◆ SHORT EXERCISE: Output each entry verbatim and exclude every picture from it.

▬▬▬▬▬▬▬▬▬▬

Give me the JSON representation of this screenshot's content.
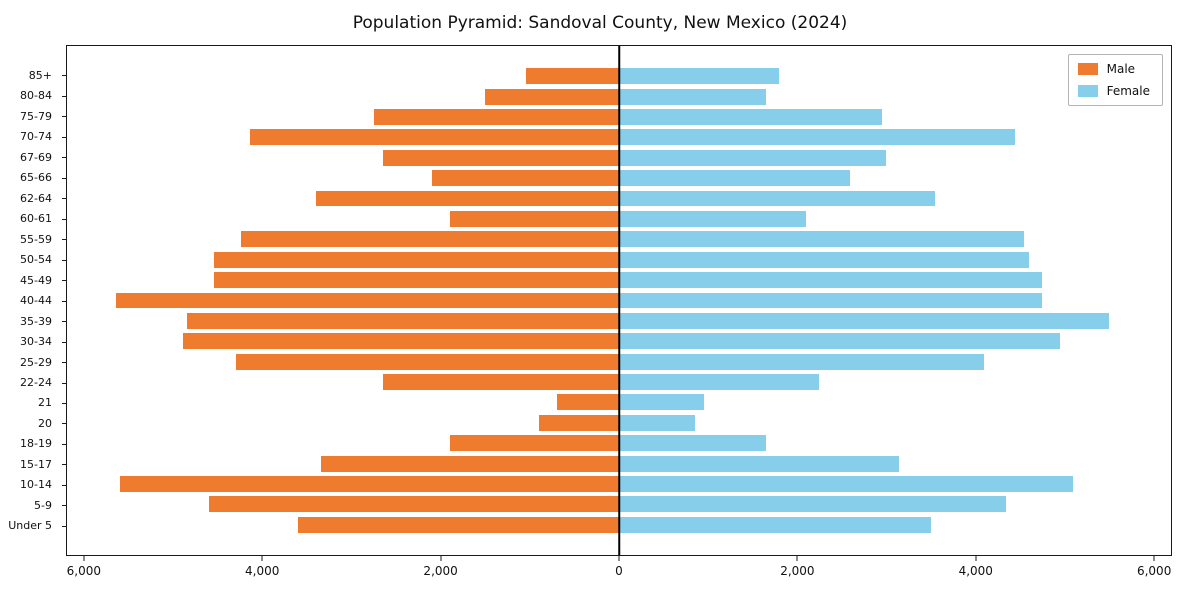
{
  "colors": {
    "male": "#ee7b2e",
    "female": "#87ceeb",
    "axis": "#1a1a1a"
  },
  "chart_data": {
    "type": "bar",
    "subtype": "population-pyramid",
    "orientation": "horizontal",
    "title": "Population Pyramid: Sandoval County, New Mexico (2024)",
    "legend_position": "upper right",
    "grid": false,
    "xlim": [
      -6200,
      6200
    ],
    "categories_top_to_bottom": [
      "85+",
      "80-84",
      "75-79",
      "70-74",
      "67-69",
      "65-66",
      "62-64",
      "60-61",
      "55-59",
      "50-54",
      "45-49",
      "40-44",
      "35-39",
      "30-34",
      "25-29",
      "22-24",
      "21",
      "20",
      "18-19",
      "15-17",
      "10-14",
      "5-9",
      "Under 5"
    ],
    "series": [
      {
        "name": "Male",
        "side": "left",
        "color": "#ee7b2e",
        "values": [
          1050,
          1500,
          2750,
          4150,
          2650,
          2100,
          3400,
          1900,
          4250,
          4550,
          4550,
          5650,
          4850,
          4900,
          4300,
          2650,
          700,
          900,
          1900,
          3350,
          5600,
          4600,
          3600
        ]
      },
      {
        "name": "Female",
        "side": "right",
        "color": "#87ceeb",
        "values": [
          1800,
          1650,
          2950,
          4450,
          3000,
          2600,
          3550,
          2100,
          4550,
          4600,
          4750,
          4750,
          5500,
          4950,
          4100,
          2250,
          950,
          850,
          1650,
          3150,
          5100,
          4350,
          3500
        ]
      }
    ],
    "x_ticks": [
      {
        "value": -6000,
        "label": "6,000"
      },
      {
        "value": -4000,
        "label": "4,000"
      },
      {
        "value": -2000,
        "label": "2,000"
      },
      {
        "value": 0,
        "label": "0"
      },
      {
        "value": 2000,
        "label": "2,000"
      },
      {
        "value": 4000,
        "label": "4,000"
      },
      {
        "value": 6000,
        "label": "6,000"
      }
    ]
  }
}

▬▬▬▬▬▬▬▬▬▬

◆ CORRECT RESULT:
Give me the JSON representation of this screenshot's content.
{
  "colors": {
    "male": "#ee7b2e",
    "female": "#87ceeb",
    "axis": "#1a1a1a"
  },
  "chart_data": {
    "type": "bar",
    "subtype": "population-pyramid",
    "orientation": "horizontal",
    "title": "Population Pyramid: Sandoval County, New Mexico (2024)",
    "legend_position": "upper right",
    "grid": false,
    "xlim": [
      -6200,
      6200
    ],
    "categories_top_to_bottom": [
      "85+",
      "80-84",
      "75-79",
      "70-74",
      "67-69",
      "65-66",
      "62-64",
      "60-61",
      "55-59",
      "50-54",
      "45-49",
      "40-44",
      "35-39",
      "30-34",
      "25-29",
      "22-24",
      "21",
      "20",
      "18-19",
      "15-17",
      "10-14",
      "5-9",
      "Under 5"
    ],
    "series": [
      {
        "name": "Male",
        "side": "left",
        "color": "#ee7b2e",
        "values": [
          1050,
          1500,
          2750,
          4150,
          2650,
          2100,
          3400,
          1900,
          4250,
          4550,
          4550,
          5650,
          4850,
          4900,
          4300,
          2650,
          700,
          900,
          1900,
          3350,
          5600,
          4600,
          3600
        ]
      },
      {
        "name": "Female",
        "side": "right",
        "color": "#87ceeb",
        "values": [
          1800,
          1650,
          2950,
          4450,
          3000,
          2600,
          3550,
          2100,
          4550,
          4600,
          4750,
          4750,
          5500,
          4950,
          4100,
          2250,
          950,
          850,
          1650,
          3150,
          5100,
          4350,
          3500
        ]
      }
    ],
    "x_ticks": [
      {
        "value": -6000,
        "label": "6,000"
      },
      {
        "value": -4000,
        "label": "4,000"
      },
      {
        "value": -2000,
        "label": "2,000"
      },
      {
        "value": 0,
        "label": "0"
      },
      {
        "value": 2000,
        "label": "2,000"
      },
      {
        "value": 4000,
        "label": "4,000"
      },
      {
        "value": 6000,
        "label": "6,000"
      }
    ]
  }
}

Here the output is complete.